**EXERCISE GOAL:**
All the entries need to be quoted exactly, apart from the pictures, which you should drop.

(Saved entries)

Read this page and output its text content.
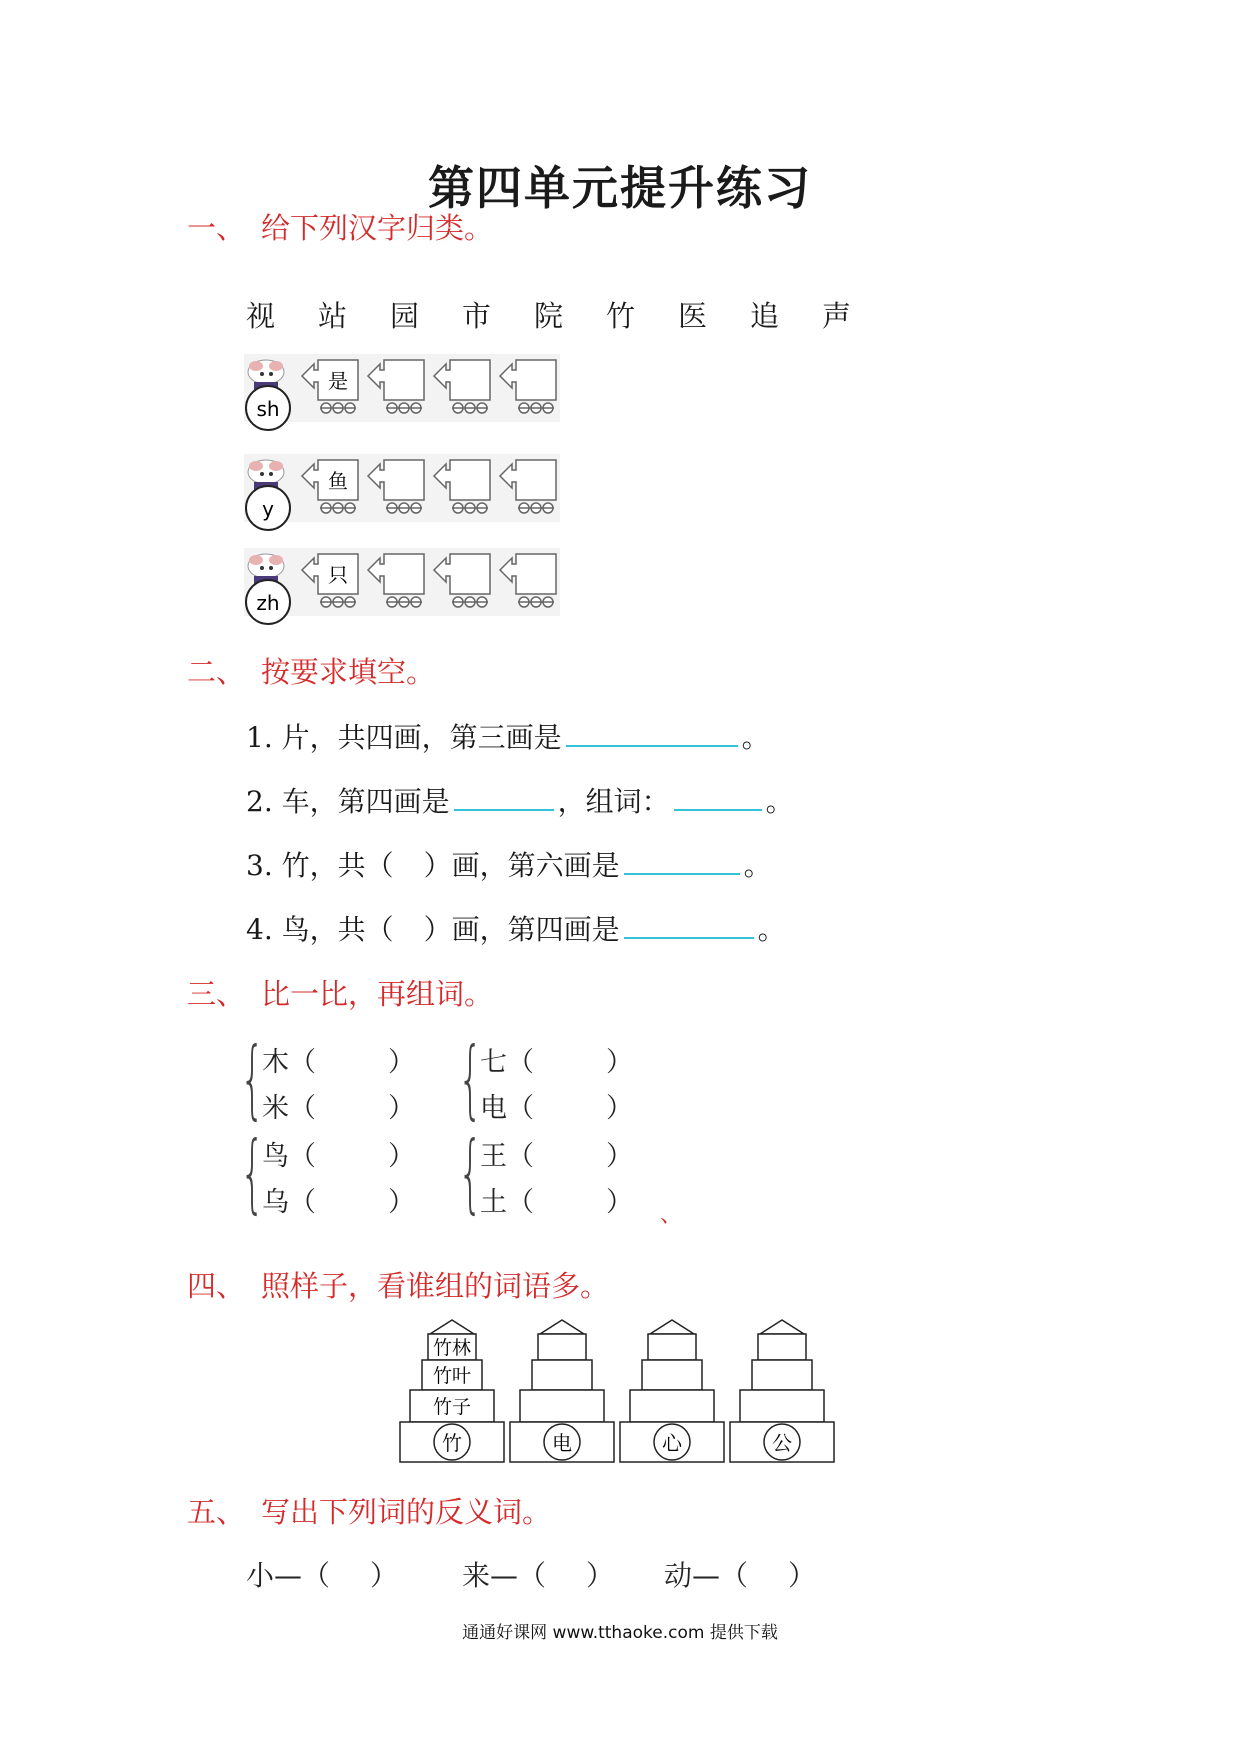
第四单元提升练习
一、 给下列汉字归类。
视	站	园	市	院	竹	医	追	声
sh
是
y
鱼
zh
只
二、 按要求填空。
1. 片，共四画，第三画是	。
2. 车，第四画是	，组词：	。
3. 竹，共（ ）画，第六画是	。
4. 鸟，共（ ）画，第四画是	。
三、 比一比，再组词。
{
木 （	）
米 （	） {
七 （	）
电 （	）
{
鸟 （	）
乌 （	） {
王 （	）
土 （	） 、
四、 照样子，看谁组的词语多。
竹林
竹叶
竹子
竹	电	心	公
五、 写出下列词的反义词。
小— （ ） 来— （ ） 动— （ ）
通通好课网 www.tthaoke.com 提供下载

**CORRECT RESPONSE:**
Read this page and output its text content.
第四单元提升练习
一、 给下列汉字归类。
视	站	园	市	院	竹	医	追	声
sh
是
y
鱼
zh
只
二、 按要求填空。
1. 片，共四画，第三画是	。
2. 车，第四画是	，组词：	。
3. 竹，共（ ）画，第六画是	。
4. 鸟，共（ ）画，第四画是	。
三、 比一比，再组词。
{
木 （	）
米 （	） {
七 （	）
电 （	）
{
鸟 （	）
乌 （	） {
王 （	）
土 （	） 、
四、 照样子，看谁组的词语多。
竹林
竹叶
竹子
竹	电	心	公
五、 写出下列词的反义词。
小— （ ） 来— （ ） 动— （ ）
通通好课网 www.tthaoke.com 提供下载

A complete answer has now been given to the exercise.